» PROBLEM: Emit the data below verbatim, stripping out any pictures.

Items from a dataset:
⁂
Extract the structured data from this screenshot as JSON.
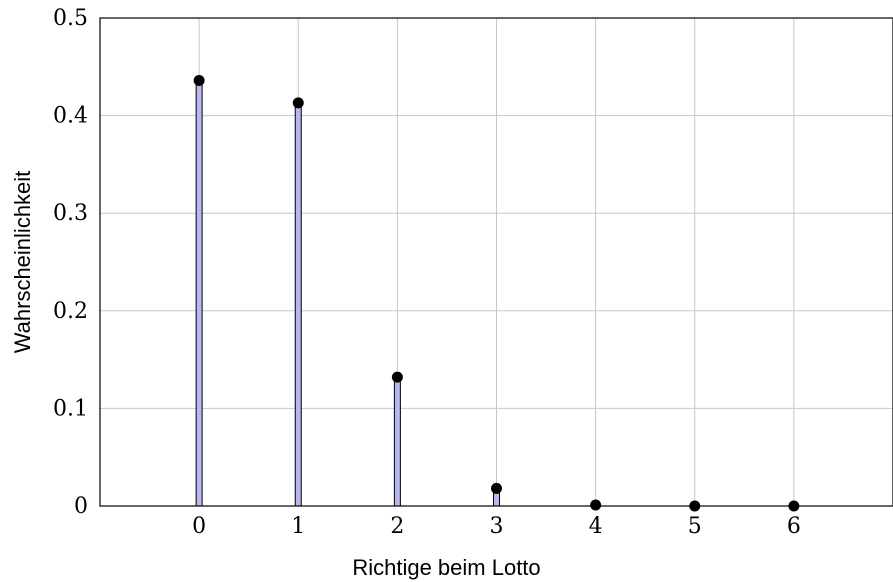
{
  "chart_data": {
    "type": "bar",
    "categories": [
      "0",
      "1",
      "2",
      "3",
      "4",
      "5",
      "6"
    ],
    "x": [
      0,
      1,
      2,
      3,
      4,
      5,
      6
    ],
    "values": [
      0.436,
      0.413,
      0.132,
      0.018,
      0.001,
      0.0,
      0.0
    ],
    "xlabel": "Richtige beim Lotto",
    "ylabel": "Wahrscheinlichkeit",
    "xlim": [
      -1,
      7
    ],
    "ylim": [
      0,
      0.5
    ],
    "yticks": [
      0,
      0.1,
      0.2,
      0.3,
      0.4,
      0.5
    ],
    "ytick_labels": [
      "0",
      "0.1",
      "0.2",
      "0.3",
      "0.4",
      "0.5"
    ],
    "xtick_labels": [
      "0",
      "1",
      "2",
      "3",
      "4",
      "5",
      "6"
    ],
    "grid": true,
    "bar_color": "#b8b8ee",
    "marker_color": "#000000"
  }
}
⁂
» COMPLETE RESPONSE:
Extract the structured data from this screenshot as JSON.
{
  "chart_data": {
    "type": "bar",
    "categories": [
      "0",
      "1",
      "2",
      "3",
      "4",
      "5",
      "6"
    ],
    "x": [
      0,
      1,
      2,
      3,
      4,
      5,
      6
    ],
    "values": [
      0.436,
      0.413,
      0.132,
      0.018,
      0.001,
      0.0,
      0.0
    ],
    "xlabel": "Richtige beim Lotto",
    "ylabel": "Wahrscheinlichkeit",
    "xlim": [
      -1,
      7
    ],
    "ylim": [
      0,
      0.5
    ],
    "yticks": [
      0,
      0.1,
      0.2,
      0.3,
      0.4,
      0.5
    ],
    "ytick_labels": [
      "0",
      "0.1",
      "0.2",
      "0.3",
      "0.4",
      "0.5"
    ],
    "xtick_labels": [
      "0",
      "1",
      "2",
      "3",
      "4",
      "5",
      "6"
    ],
    "grid": true,
    "bar_color": "#b8b8ee",
    "marker_color": "#000000"
  }
}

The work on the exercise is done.